__STATED PROBLEM__.
In the data that follows, count the lines in which the word "JSON" occurs, and report that figure alone.

━━━━━ DATASET RECORDS

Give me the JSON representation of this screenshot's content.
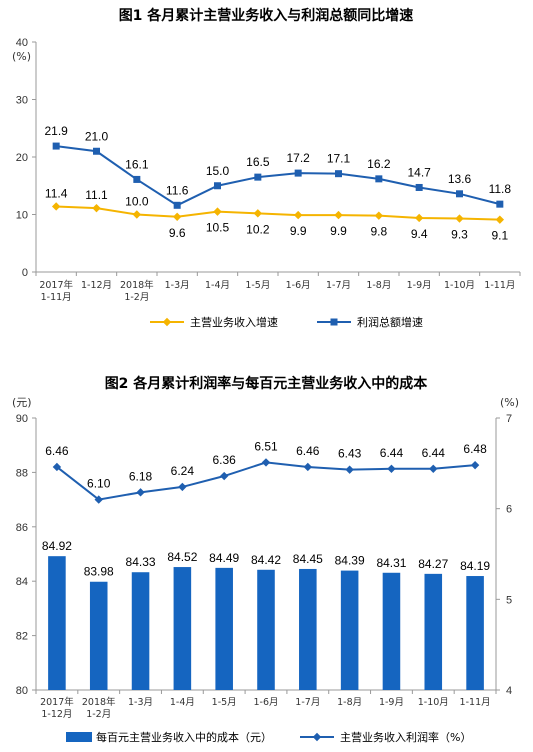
{
  "colors": {
    "orange": "#F5B400",
    "blue": "#1F5FB0",
    "bar": "#1565C0",
    "axis": "#999999"
  },
  "chart_data": [
    {
      "type": "line",
      "title": "图1  各月累计主营业务收入与利润总额同比增速",
      "y_unit": "(%)",
      "ylim": [
        0,
        40
      ],
      "yticks": [
        "0",
        "10",
        "20",
        "30",
        "40"
      ],
      "categories": [
        "2017年\n1-11月",
        "1-12月",
        "2018年\n1-2月",
        "1-3月",
        "1-4月",
        "1-5月",
        "1-6月",
        "1-7月",
        "1-8月",
        "1-9月",
        "1-10月",
        "1-11月"
      ],
      "series": [
        {
          "name": "主营业务收入增速",
          "color": "#F5B400",
          "values": [
            11.4,
            11.1,
            10.0,
            9.6,
            10.5,
            10.2,
            9.9,
            9.9,
            9.8,
            9.4,
            9.3,
            9.1
          ]
        },
        {
          "name": "利润总额增速",
          "color": "#1F5FB0",
          "values": [
            21.9,
            21.0,
            16.1,
            11.6,
            15.0,
            16.5,
            17.2,
            17.1,
            16.2,
            14.7,
            13.6,
            11.8
          ]
        }
      ],
      "legend": "bottom",
      "grid": false
    },
    {
      "type": "bar+line",
      "title": "图2  各月累计利润率与每百元主营业务收入中的成本",
      "y_unit_left": "(元)",
      "y_unit_right": "(%)",
      "ylim_left": [
        80,
        90
      ],
      "yticks_left": [
        "80",
        "82",
        "84",
        "86",
        "88",
        "90"
      ],
      "ylim_right": [
        4,
        7
      ],
      "yticks_right": [
        "4",
        "5",
        "6",
        "7"
      ],
      "categories": [
        "2017年\n1-12月",
        "2018年\n1-2月",
        "1-3月",
        "1-4月",
        "1-5月",
        "1-6月",
        "1-7月",
        "1-8月",
        "1-9月",
        "1-10月",
        "1-11月"
      ],
      "bars": {
        "name": "每百元主营业务收入中的成本（元）",
        "color": "#1565C0",
        "values": [
          84.92,
          83.98,
          84.33,
          84.52,
          84.49,
          84.42,
          84.45,
          84.39,
          84.31,
          84.27,
          84.19
        ]
      },
      "line": {
        "name": "主营业务收入利润率（%）",
        "color": "#1F5FB0",
        "values": [
          6.46,
          6.1,
          6.18,
          6.24,
          6.36,
          6.51,
          6.46,
          6.43,
          6.44,
          6.44,
          6.48
        ]
      },
      "legend": "bottom",
      "grid": false
    }
  ]
}
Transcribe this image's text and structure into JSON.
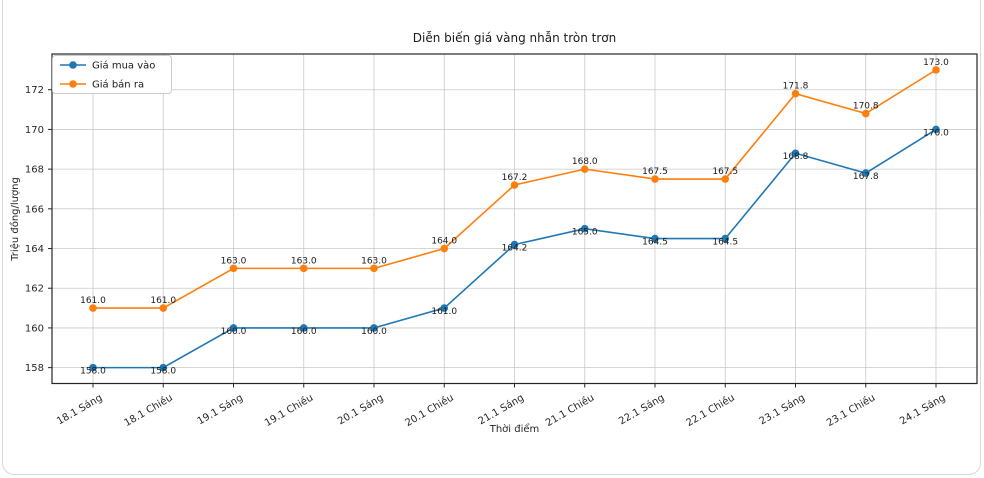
{
  "chart_data": {
    "type": "line",
    "title": "Diễn biến giá vàng nhẫn tròn trơn",
    "xlabel": "Thời điểm",
    "ylabel": "Triệu đồng/lượng",
    "categories": [
      "18.1 Sáng",
      "18.1 Chiều",
      "19.1 Sáng",
      "19.1 Chiều",
      "20.1 Sáng",
      "20.1 Chiều",
      "21.1 Sáng",
      "21.1 Chiều",
      "22.1 Sáng",
      "22.1 Chiều",
      "23.1 Sáng",
      "23.1 Chiều",
      "24.1 Sáng"
    ],
    "series": [
      {
        "name": "Giá mua vào",
        "color": "#1f77b4",
        "values": [
          158.0,
          158.0,
          160.0,
          160.0,
          160.0,
          161.0,
          164.2,
          165.0,
          164.5,
          164.5,
          168.8,
          167.8,
          170.0
        ],
        "label_position": "on-point"
      },
      {
        "name": "Giá bán ra",
        "color": "#ff7f0e",
        "values": [
          161.0,
          161.0,
          163.0,
          163.0,
          163.0,
          164.0,
          167.2,
          168.0,
          167.5,
          167.5,
          171.8,
          170.8,
          173.0
        ],
        "label_position": "above"
      }
    ],
    "yticks": [
      158,
      160,
      162,
      164,
      166,
      168,
      170,
      172
    ],
    "ylim": [
      157.2,
      173.8
    ],
    "grid": true,
    "legend_position": "upper left",
    "point_labels": true,
    "x_tick_rotation": 30,
    "axis_color": "#262626",
    "grid_color": "#c9c9c9",
    "text_color": "#262626",
    "annotation_color": "#1a1a1a"
  }
}
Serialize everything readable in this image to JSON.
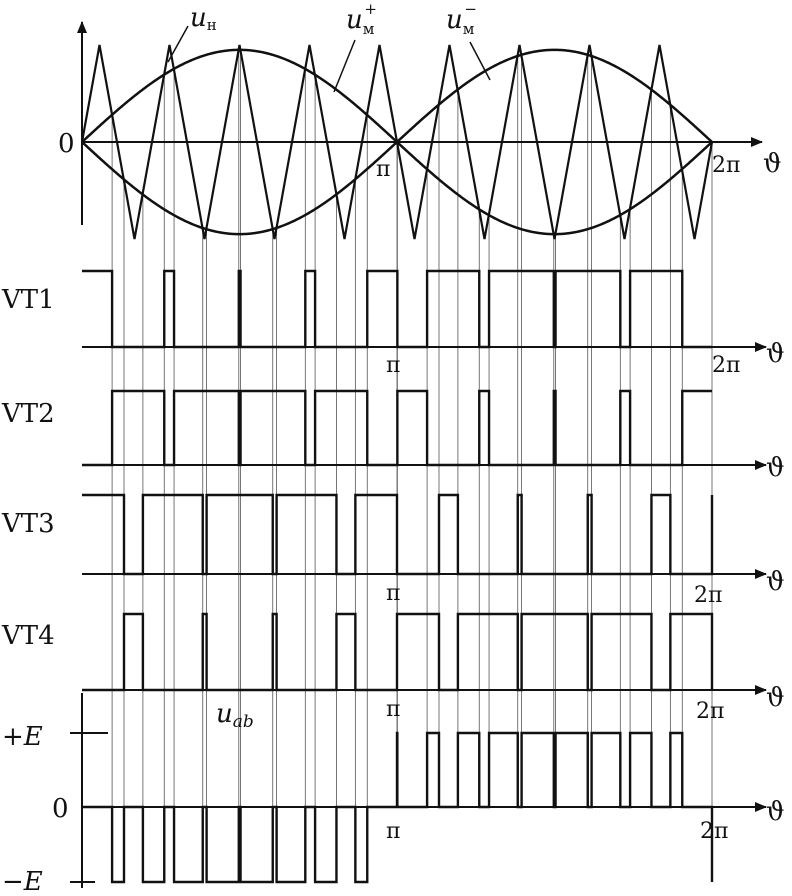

━━━━━━━━━━

__RESPONSE__.
3